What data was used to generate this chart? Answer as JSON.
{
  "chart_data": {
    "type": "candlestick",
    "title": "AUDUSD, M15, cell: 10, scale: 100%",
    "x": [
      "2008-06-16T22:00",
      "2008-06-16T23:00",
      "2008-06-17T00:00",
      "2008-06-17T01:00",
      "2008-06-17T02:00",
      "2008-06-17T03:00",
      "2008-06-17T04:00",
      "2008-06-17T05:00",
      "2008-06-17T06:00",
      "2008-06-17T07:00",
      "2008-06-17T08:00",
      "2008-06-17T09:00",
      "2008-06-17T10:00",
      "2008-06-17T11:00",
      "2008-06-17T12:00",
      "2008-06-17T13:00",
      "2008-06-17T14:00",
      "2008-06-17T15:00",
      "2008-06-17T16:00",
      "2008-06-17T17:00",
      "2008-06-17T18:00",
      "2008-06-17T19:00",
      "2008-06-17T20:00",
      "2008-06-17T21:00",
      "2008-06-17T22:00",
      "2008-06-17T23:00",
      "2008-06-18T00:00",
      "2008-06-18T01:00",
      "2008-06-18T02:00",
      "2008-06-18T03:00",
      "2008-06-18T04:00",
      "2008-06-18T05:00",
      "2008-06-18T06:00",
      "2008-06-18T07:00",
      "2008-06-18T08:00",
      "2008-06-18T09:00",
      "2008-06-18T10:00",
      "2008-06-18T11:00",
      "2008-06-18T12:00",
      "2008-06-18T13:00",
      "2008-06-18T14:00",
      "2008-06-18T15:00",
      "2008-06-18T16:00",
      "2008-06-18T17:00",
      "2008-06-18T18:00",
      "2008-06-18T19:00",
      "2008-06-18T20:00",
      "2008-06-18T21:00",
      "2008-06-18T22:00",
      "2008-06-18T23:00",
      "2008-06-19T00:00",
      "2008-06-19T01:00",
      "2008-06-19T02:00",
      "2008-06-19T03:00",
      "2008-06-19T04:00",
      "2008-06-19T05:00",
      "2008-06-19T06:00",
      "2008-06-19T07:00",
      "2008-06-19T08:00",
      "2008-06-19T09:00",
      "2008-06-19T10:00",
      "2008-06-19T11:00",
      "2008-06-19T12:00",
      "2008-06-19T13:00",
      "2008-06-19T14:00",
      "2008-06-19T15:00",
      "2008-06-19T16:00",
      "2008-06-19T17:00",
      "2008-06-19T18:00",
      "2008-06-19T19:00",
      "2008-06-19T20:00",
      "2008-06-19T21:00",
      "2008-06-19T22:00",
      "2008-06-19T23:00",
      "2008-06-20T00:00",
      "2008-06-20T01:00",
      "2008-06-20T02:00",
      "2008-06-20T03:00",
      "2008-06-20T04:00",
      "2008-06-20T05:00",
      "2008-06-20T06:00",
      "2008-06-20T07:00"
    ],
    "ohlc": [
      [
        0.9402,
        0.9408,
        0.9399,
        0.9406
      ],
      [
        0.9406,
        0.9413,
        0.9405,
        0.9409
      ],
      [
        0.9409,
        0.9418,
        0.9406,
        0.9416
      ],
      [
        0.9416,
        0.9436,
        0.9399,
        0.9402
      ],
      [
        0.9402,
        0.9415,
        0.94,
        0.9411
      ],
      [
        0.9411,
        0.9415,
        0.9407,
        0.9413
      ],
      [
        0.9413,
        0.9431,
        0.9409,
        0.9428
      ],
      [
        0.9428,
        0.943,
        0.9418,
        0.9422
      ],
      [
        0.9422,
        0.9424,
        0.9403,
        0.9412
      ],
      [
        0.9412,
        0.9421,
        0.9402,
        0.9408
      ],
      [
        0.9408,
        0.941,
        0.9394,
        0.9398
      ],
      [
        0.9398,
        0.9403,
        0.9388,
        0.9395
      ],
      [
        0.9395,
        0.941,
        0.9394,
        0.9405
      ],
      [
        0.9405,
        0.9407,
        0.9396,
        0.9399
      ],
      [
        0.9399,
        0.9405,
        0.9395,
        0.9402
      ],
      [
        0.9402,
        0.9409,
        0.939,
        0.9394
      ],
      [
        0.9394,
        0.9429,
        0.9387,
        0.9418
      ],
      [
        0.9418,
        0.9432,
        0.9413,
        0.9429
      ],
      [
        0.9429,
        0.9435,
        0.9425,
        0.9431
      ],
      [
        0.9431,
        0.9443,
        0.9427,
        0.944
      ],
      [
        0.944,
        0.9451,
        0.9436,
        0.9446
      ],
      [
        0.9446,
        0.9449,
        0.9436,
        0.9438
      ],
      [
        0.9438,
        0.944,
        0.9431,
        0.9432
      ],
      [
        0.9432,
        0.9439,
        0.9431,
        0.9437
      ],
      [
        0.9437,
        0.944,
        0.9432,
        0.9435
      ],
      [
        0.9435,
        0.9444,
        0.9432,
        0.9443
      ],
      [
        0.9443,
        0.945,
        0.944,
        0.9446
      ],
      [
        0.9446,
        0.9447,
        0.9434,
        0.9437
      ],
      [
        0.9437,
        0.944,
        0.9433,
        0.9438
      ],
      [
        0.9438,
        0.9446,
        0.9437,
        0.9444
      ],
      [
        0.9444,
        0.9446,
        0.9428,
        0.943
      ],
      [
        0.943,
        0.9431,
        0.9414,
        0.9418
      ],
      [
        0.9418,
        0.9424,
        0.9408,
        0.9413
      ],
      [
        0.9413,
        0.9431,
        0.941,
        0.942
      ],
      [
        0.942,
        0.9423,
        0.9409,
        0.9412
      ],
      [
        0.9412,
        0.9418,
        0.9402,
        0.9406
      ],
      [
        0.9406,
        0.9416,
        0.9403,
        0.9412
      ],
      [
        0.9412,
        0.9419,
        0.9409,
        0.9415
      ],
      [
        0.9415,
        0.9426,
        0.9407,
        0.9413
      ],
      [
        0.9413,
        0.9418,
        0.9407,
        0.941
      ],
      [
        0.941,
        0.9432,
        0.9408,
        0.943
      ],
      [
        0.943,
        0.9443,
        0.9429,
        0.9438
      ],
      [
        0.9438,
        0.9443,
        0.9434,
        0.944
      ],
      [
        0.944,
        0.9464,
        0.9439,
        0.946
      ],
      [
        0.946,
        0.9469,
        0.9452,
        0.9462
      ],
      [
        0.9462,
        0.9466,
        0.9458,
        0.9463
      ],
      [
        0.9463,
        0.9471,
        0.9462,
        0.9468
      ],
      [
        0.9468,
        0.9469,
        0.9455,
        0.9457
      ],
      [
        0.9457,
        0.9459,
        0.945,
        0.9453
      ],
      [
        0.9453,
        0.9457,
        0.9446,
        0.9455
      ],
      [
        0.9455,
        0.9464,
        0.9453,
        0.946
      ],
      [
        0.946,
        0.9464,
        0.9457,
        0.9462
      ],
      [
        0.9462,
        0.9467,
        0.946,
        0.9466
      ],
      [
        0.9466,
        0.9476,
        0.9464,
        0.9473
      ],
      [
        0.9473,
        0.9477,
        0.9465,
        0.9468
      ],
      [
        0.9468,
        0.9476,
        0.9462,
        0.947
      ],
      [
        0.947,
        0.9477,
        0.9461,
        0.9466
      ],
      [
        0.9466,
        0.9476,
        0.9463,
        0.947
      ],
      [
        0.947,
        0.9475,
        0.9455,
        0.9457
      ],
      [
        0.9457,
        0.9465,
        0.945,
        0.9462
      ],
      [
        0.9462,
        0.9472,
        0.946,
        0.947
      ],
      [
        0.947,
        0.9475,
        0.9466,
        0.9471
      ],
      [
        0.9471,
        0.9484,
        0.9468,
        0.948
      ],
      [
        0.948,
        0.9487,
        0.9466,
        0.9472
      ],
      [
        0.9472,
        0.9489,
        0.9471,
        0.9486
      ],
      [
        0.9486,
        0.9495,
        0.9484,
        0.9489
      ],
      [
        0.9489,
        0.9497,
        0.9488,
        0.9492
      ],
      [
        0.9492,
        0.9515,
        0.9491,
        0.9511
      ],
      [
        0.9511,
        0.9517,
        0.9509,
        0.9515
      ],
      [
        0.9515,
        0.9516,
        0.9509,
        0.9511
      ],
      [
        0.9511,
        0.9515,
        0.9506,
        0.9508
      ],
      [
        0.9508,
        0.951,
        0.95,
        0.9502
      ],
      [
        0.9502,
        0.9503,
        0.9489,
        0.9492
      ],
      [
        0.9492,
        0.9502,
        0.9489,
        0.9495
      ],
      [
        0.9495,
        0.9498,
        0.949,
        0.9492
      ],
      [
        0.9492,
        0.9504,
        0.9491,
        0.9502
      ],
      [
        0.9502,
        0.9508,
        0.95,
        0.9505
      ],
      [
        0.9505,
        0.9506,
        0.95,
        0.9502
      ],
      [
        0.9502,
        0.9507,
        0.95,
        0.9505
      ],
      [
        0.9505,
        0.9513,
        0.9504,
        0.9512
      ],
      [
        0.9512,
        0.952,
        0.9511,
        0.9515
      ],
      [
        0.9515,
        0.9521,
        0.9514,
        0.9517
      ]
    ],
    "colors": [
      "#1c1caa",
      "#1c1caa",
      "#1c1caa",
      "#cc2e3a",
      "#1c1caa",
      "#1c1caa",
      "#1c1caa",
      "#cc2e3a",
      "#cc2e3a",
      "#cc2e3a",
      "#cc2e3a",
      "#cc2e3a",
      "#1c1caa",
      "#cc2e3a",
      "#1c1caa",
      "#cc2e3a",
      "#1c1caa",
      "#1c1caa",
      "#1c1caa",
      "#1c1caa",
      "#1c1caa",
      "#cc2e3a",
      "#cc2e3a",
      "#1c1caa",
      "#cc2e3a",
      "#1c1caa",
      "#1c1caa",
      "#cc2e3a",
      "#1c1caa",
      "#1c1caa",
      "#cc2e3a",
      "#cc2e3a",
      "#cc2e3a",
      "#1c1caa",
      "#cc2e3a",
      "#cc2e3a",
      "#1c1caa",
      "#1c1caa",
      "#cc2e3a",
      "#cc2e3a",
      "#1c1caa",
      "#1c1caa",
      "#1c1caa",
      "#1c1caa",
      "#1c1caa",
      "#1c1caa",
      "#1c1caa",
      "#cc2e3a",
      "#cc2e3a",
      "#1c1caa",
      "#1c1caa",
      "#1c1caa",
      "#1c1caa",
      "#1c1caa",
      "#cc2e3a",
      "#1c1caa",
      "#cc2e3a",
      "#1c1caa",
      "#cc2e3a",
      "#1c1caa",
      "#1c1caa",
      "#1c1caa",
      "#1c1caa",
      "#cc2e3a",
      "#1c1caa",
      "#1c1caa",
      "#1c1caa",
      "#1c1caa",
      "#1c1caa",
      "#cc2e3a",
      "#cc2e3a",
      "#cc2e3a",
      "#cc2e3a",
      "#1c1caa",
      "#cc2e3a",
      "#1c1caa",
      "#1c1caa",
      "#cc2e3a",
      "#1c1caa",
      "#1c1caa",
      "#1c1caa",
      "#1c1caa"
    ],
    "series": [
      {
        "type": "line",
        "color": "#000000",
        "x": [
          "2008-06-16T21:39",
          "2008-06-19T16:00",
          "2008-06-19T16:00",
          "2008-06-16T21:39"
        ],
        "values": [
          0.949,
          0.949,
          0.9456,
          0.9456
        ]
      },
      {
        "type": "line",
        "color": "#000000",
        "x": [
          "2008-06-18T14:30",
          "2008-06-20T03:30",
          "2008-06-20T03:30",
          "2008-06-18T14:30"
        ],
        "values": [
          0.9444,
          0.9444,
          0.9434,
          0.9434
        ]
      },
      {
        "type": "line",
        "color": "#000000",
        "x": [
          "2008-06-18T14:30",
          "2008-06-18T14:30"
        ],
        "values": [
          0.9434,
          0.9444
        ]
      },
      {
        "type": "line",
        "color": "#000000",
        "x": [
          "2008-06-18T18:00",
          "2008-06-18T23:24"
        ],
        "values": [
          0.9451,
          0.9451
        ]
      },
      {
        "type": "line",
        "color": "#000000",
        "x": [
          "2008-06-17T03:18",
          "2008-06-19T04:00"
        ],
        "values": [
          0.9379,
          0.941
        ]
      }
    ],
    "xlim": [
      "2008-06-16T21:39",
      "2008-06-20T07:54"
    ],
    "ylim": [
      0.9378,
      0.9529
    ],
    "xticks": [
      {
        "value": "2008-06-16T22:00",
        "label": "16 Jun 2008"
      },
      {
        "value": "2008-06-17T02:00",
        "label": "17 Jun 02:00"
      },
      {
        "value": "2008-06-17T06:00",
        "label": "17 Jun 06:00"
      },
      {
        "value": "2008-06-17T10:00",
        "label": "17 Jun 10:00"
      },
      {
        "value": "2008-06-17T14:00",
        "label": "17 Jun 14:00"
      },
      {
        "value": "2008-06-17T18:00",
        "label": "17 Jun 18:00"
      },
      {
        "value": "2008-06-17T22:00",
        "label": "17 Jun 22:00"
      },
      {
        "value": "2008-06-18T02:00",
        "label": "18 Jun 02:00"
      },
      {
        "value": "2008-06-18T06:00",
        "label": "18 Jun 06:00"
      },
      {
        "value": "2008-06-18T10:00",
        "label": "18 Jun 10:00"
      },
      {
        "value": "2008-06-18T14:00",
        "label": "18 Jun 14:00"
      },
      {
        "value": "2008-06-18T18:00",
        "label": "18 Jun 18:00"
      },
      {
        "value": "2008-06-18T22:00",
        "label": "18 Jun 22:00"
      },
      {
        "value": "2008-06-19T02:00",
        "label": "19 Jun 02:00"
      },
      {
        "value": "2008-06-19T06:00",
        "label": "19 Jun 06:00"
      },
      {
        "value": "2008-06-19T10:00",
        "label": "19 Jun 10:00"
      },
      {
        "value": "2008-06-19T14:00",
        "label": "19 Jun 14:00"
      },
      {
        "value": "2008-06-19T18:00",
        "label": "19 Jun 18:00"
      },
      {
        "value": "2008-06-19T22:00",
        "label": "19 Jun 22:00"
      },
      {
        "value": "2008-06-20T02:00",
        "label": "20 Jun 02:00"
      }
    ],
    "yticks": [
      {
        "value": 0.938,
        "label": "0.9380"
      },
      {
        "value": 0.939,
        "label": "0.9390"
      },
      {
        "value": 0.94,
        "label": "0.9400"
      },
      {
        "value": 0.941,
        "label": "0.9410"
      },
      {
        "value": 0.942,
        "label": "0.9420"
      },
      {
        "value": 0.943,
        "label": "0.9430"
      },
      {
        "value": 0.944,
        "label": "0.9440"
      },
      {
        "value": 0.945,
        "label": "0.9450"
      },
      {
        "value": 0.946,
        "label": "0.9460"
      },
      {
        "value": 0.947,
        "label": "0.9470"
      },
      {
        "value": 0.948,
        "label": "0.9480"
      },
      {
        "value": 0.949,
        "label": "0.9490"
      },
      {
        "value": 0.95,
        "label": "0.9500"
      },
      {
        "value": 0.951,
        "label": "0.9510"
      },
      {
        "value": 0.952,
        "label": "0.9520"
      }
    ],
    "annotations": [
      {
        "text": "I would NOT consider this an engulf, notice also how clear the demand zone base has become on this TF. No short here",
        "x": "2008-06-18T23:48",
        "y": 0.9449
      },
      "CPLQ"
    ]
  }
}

____

Goal: Using the records given above, list every line that includes the word "this".

Finished answer:
What data was used to generate this chart? Answer as JSON.
        "text": "I would NOT consider this an engulf, notice also how clear the demand zone base has become on this TF. No short here",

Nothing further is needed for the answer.